WORK REQUIRED: Reproduce each line that includes the word "VaultManager".

DATA EXTRACT:
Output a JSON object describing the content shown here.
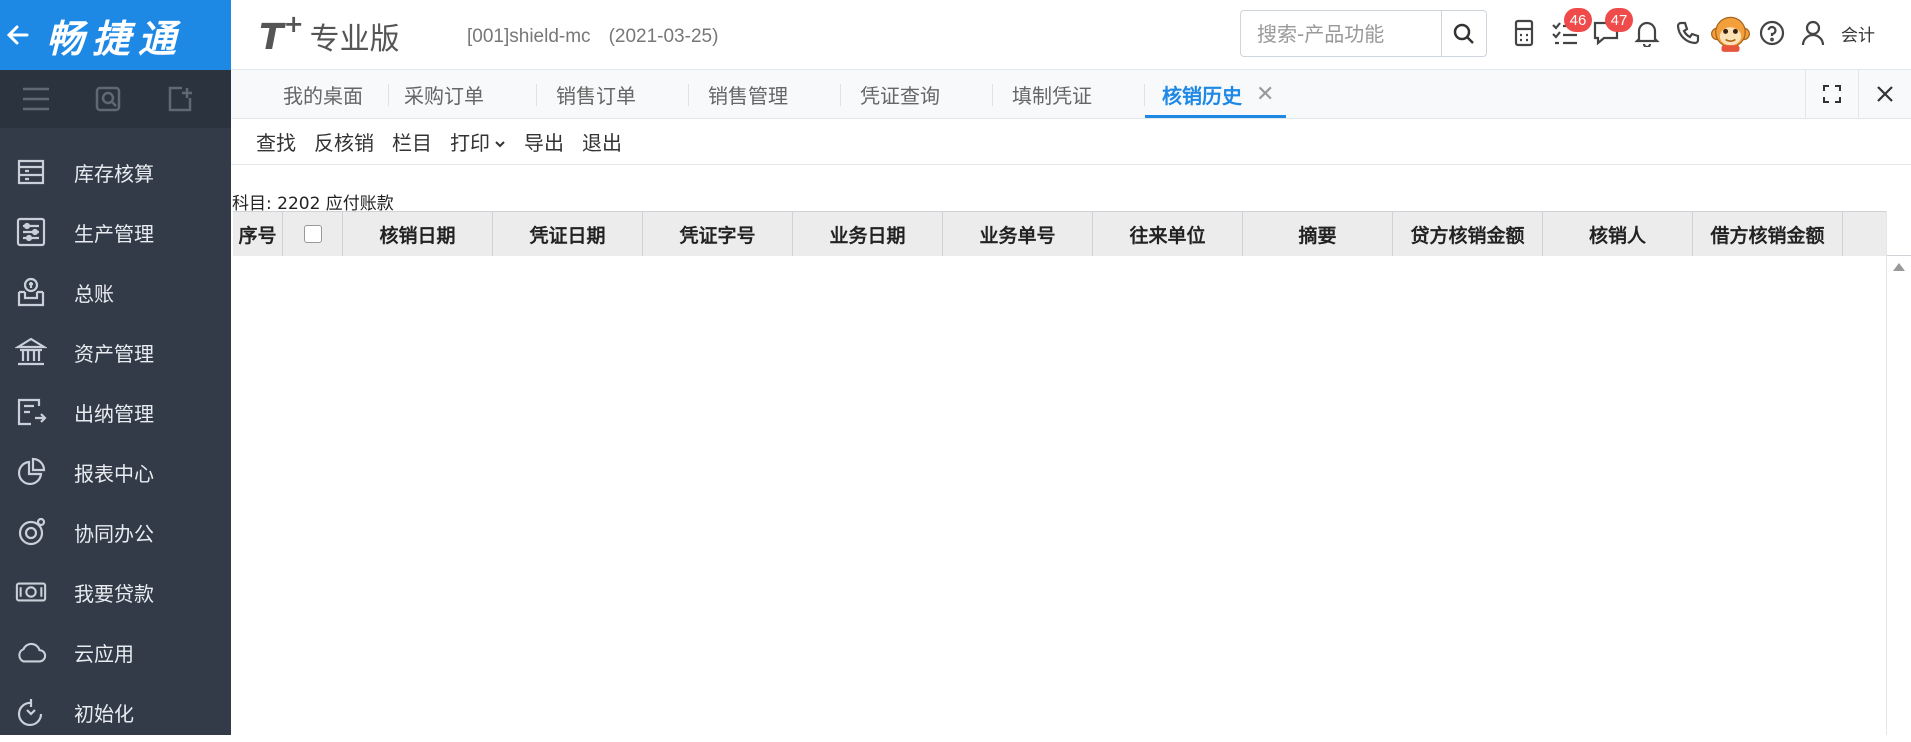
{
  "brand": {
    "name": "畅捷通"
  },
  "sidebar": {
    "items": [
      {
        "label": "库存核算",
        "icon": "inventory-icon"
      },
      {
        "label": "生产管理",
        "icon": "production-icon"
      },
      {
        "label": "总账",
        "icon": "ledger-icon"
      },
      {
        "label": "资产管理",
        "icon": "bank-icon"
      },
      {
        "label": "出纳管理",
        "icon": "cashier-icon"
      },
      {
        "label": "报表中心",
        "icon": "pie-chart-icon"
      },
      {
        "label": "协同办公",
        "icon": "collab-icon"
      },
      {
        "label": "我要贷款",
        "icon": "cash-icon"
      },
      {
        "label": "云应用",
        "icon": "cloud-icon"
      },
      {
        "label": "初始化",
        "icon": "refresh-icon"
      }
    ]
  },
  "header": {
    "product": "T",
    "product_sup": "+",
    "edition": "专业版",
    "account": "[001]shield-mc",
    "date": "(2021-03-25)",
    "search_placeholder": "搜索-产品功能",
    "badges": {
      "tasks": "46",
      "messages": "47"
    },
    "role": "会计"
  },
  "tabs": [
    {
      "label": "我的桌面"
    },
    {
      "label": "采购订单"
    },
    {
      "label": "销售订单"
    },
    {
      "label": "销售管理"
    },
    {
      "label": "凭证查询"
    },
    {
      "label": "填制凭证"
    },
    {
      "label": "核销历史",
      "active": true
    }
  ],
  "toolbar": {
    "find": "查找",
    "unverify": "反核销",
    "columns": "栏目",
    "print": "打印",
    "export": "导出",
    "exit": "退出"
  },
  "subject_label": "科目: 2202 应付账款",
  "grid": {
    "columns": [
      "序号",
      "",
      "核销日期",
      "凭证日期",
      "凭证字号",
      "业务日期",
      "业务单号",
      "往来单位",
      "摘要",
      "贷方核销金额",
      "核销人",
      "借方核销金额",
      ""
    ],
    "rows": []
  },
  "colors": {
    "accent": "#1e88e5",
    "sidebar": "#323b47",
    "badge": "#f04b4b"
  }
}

--

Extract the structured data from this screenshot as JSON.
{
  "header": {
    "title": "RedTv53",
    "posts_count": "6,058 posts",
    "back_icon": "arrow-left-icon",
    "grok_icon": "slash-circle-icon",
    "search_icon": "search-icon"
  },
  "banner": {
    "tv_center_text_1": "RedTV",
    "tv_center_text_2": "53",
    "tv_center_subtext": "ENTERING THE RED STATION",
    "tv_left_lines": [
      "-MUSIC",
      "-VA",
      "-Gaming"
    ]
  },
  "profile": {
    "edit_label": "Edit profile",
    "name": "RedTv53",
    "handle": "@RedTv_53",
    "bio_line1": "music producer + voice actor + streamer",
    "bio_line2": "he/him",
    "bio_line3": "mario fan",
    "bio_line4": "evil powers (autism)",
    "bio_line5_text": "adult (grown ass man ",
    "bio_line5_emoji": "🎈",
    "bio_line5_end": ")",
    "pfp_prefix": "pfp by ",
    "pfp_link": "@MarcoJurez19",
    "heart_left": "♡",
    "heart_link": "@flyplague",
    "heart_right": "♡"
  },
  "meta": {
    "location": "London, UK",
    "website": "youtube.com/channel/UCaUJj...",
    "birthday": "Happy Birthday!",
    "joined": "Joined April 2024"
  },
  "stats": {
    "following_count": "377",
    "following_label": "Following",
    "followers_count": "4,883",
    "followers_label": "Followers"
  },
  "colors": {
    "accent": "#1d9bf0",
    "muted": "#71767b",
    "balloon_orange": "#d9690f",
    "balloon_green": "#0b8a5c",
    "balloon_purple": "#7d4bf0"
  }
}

==

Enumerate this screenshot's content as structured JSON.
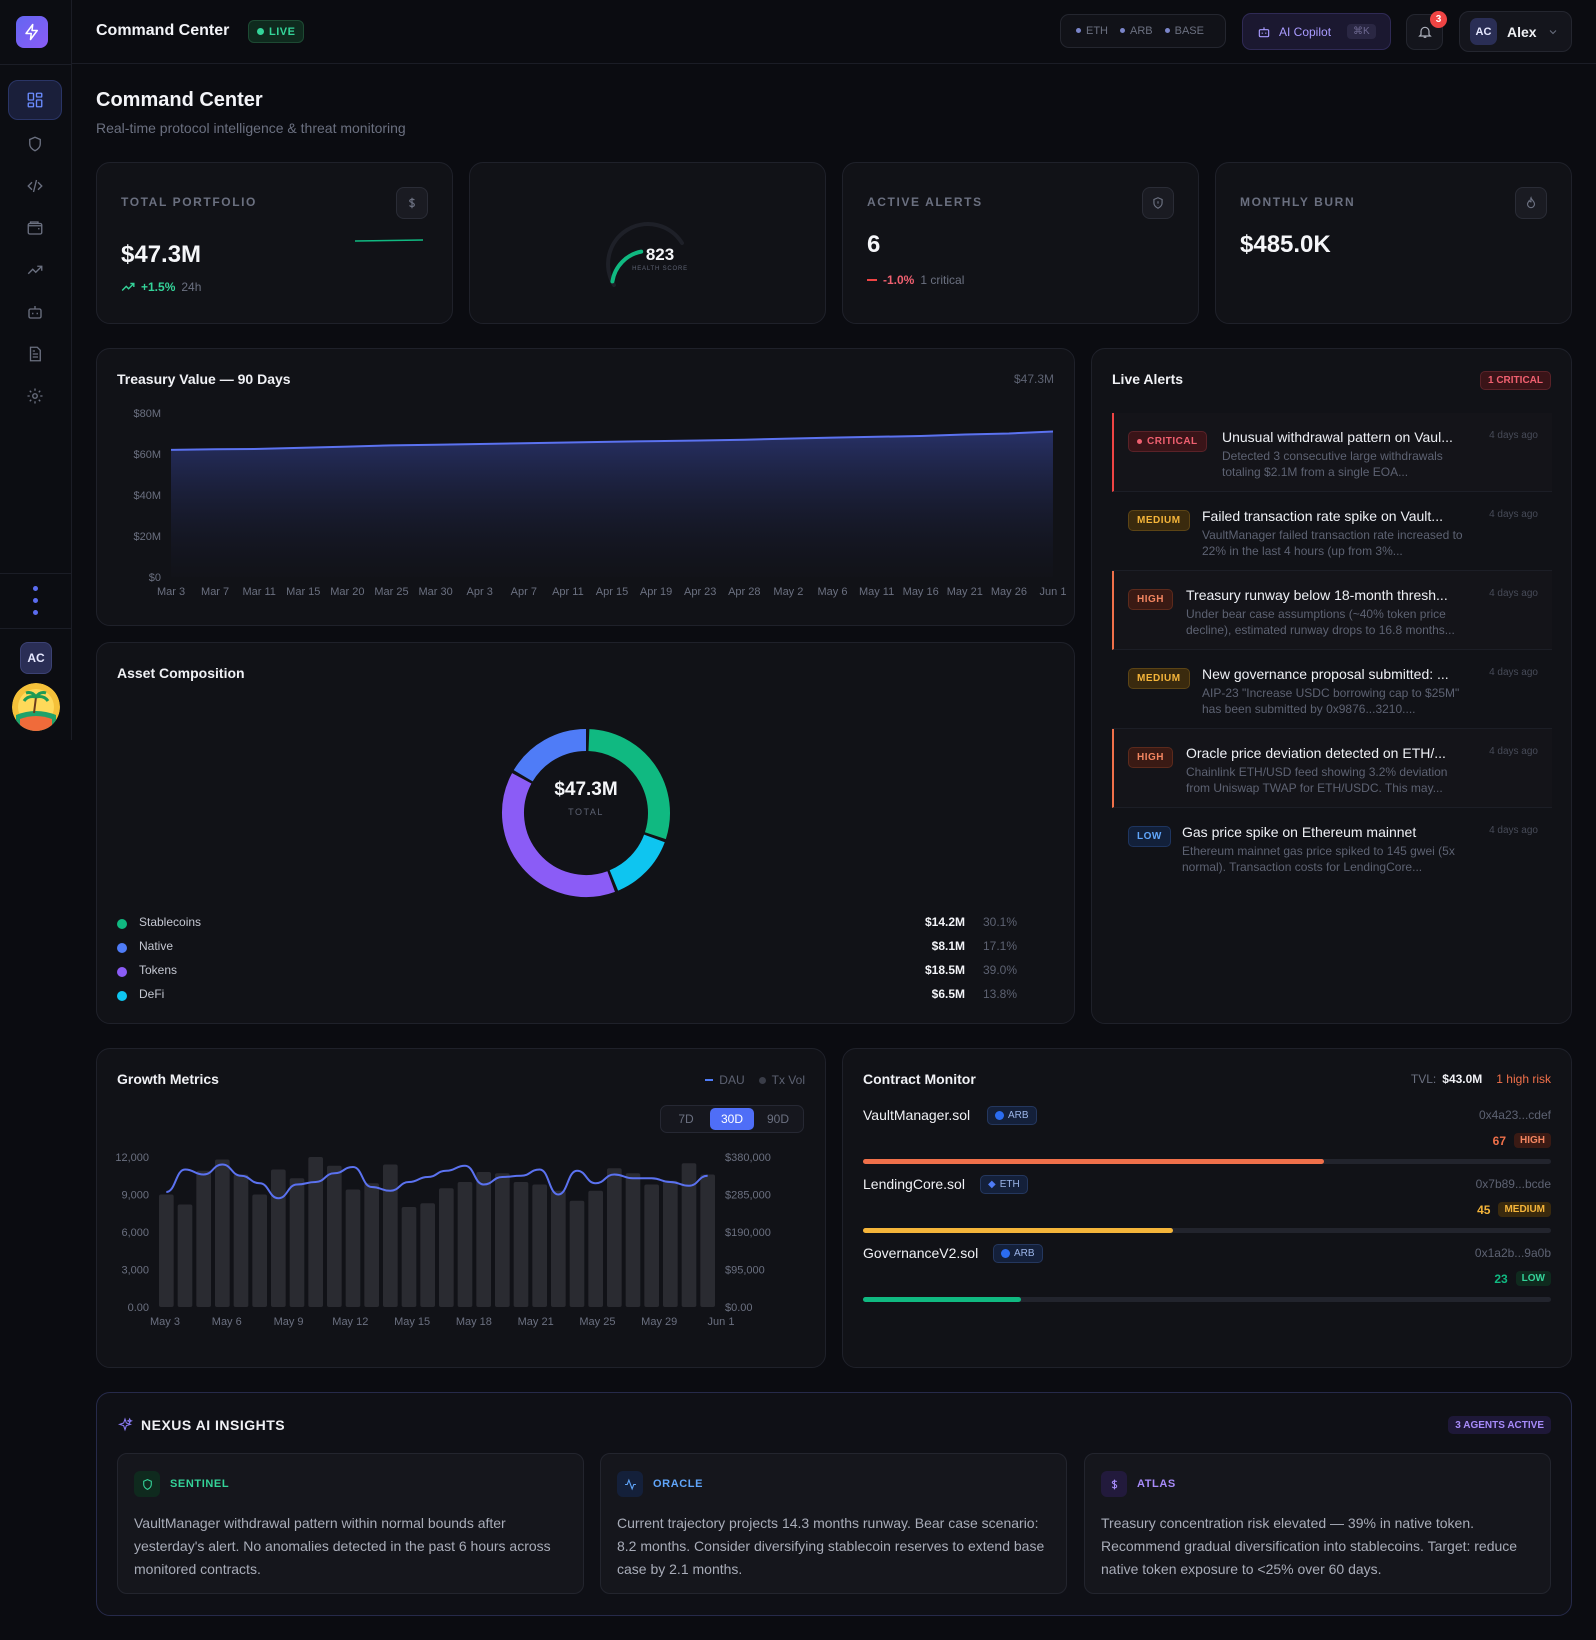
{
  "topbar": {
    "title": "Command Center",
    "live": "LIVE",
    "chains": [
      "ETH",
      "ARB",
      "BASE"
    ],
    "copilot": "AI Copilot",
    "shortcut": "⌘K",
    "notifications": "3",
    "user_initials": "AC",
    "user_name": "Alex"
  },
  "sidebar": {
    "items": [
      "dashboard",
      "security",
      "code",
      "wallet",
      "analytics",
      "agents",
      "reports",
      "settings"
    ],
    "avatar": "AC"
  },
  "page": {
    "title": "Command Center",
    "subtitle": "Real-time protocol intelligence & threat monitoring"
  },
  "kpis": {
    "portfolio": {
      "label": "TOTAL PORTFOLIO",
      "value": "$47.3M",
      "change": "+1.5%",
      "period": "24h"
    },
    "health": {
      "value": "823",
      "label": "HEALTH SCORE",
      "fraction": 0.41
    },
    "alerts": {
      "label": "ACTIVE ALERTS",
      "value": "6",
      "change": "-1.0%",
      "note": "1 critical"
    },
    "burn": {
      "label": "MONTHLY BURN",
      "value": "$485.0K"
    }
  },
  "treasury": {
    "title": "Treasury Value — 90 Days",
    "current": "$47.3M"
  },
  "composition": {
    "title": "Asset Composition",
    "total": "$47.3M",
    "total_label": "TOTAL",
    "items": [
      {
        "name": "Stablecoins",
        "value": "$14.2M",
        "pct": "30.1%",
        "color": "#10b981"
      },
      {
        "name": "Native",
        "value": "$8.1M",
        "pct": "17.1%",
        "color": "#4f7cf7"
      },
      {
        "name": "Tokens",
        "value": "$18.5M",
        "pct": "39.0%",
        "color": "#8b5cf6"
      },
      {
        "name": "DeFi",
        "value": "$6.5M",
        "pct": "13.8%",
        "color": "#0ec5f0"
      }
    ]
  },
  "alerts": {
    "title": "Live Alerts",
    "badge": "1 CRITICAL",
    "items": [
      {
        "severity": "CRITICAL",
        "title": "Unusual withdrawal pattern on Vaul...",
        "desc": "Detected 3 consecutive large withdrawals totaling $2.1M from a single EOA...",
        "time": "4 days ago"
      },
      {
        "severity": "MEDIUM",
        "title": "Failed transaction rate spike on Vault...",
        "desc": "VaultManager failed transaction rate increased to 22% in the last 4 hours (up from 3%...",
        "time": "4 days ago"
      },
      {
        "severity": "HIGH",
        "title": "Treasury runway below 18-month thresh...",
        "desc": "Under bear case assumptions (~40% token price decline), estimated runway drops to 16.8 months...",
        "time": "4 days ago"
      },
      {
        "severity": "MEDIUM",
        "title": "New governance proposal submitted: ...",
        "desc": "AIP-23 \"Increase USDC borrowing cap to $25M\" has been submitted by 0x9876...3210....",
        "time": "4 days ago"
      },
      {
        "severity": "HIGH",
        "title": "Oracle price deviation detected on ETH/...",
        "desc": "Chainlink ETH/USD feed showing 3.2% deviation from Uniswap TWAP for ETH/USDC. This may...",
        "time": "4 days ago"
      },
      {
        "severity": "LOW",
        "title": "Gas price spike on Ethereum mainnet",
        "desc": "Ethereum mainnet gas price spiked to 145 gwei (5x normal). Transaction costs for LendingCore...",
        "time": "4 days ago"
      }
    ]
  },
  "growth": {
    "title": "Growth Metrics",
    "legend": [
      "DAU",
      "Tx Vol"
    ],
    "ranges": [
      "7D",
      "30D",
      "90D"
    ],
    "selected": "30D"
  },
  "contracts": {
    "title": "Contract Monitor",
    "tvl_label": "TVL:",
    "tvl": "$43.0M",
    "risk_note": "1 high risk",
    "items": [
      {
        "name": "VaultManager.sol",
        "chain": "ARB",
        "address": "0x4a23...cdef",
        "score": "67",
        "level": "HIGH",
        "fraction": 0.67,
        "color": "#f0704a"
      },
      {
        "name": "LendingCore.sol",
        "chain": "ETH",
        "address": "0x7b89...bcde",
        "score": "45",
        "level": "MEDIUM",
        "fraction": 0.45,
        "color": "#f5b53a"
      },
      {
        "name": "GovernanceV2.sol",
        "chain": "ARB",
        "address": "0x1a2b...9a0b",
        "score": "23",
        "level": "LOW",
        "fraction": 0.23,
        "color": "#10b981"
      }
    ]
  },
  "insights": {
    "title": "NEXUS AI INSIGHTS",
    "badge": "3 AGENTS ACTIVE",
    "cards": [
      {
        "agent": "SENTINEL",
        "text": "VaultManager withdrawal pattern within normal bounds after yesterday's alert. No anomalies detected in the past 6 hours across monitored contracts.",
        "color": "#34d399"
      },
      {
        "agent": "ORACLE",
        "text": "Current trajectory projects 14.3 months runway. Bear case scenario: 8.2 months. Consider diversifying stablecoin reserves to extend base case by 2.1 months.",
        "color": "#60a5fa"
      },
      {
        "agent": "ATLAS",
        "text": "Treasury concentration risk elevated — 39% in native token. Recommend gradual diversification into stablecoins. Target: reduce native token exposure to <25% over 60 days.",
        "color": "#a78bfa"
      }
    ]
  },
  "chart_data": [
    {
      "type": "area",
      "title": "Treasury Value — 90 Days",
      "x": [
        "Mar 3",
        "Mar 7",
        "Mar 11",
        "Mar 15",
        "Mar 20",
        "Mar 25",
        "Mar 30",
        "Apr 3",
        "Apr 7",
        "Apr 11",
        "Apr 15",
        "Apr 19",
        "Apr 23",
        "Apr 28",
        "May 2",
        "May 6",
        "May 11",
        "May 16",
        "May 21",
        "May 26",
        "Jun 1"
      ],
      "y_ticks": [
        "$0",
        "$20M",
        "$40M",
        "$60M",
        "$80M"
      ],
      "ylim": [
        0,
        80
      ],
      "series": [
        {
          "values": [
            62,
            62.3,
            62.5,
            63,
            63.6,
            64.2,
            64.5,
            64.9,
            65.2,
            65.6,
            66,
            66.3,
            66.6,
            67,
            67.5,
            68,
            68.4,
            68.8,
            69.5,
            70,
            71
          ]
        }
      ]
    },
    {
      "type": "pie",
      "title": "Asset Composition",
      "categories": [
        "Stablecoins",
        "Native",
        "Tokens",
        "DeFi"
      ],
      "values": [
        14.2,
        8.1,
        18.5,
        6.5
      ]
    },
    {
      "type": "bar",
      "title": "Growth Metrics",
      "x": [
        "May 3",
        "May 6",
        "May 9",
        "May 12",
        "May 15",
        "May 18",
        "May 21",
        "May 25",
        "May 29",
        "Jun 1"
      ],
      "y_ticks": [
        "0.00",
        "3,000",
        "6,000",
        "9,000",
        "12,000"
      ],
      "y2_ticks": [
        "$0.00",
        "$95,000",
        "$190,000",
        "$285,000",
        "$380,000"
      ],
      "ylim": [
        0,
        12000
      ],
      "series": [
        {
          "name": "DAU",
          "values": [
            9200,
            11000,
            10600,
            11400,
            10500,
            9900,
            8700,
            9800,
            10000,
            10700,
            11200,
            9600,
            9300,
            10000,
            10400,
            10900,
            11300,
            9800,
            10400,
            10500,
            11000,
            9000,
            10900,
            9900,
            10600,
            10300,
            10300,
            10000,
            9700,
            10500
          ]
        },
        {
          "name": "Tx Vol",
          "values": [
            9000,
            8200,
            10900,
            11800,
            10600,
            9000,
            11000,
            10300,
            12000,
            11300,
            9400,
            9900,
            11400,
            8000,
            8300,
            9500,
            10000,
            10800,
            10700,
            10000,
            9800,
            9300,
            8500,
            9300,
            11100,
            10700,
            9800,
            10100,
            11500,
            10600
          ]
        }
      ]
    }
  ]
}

SOLVED EXERCISE:
        "desc": "VaultManager failed transaction rate increased to 22% in the last 4 hours (up from 3%...",
        "name": "VaultManager.sol",
        "text": "VaultManager withdrawal pattern within normal bounds after yesterday's alert. No anomalies detected in the past 6 hours across monitored contracts.",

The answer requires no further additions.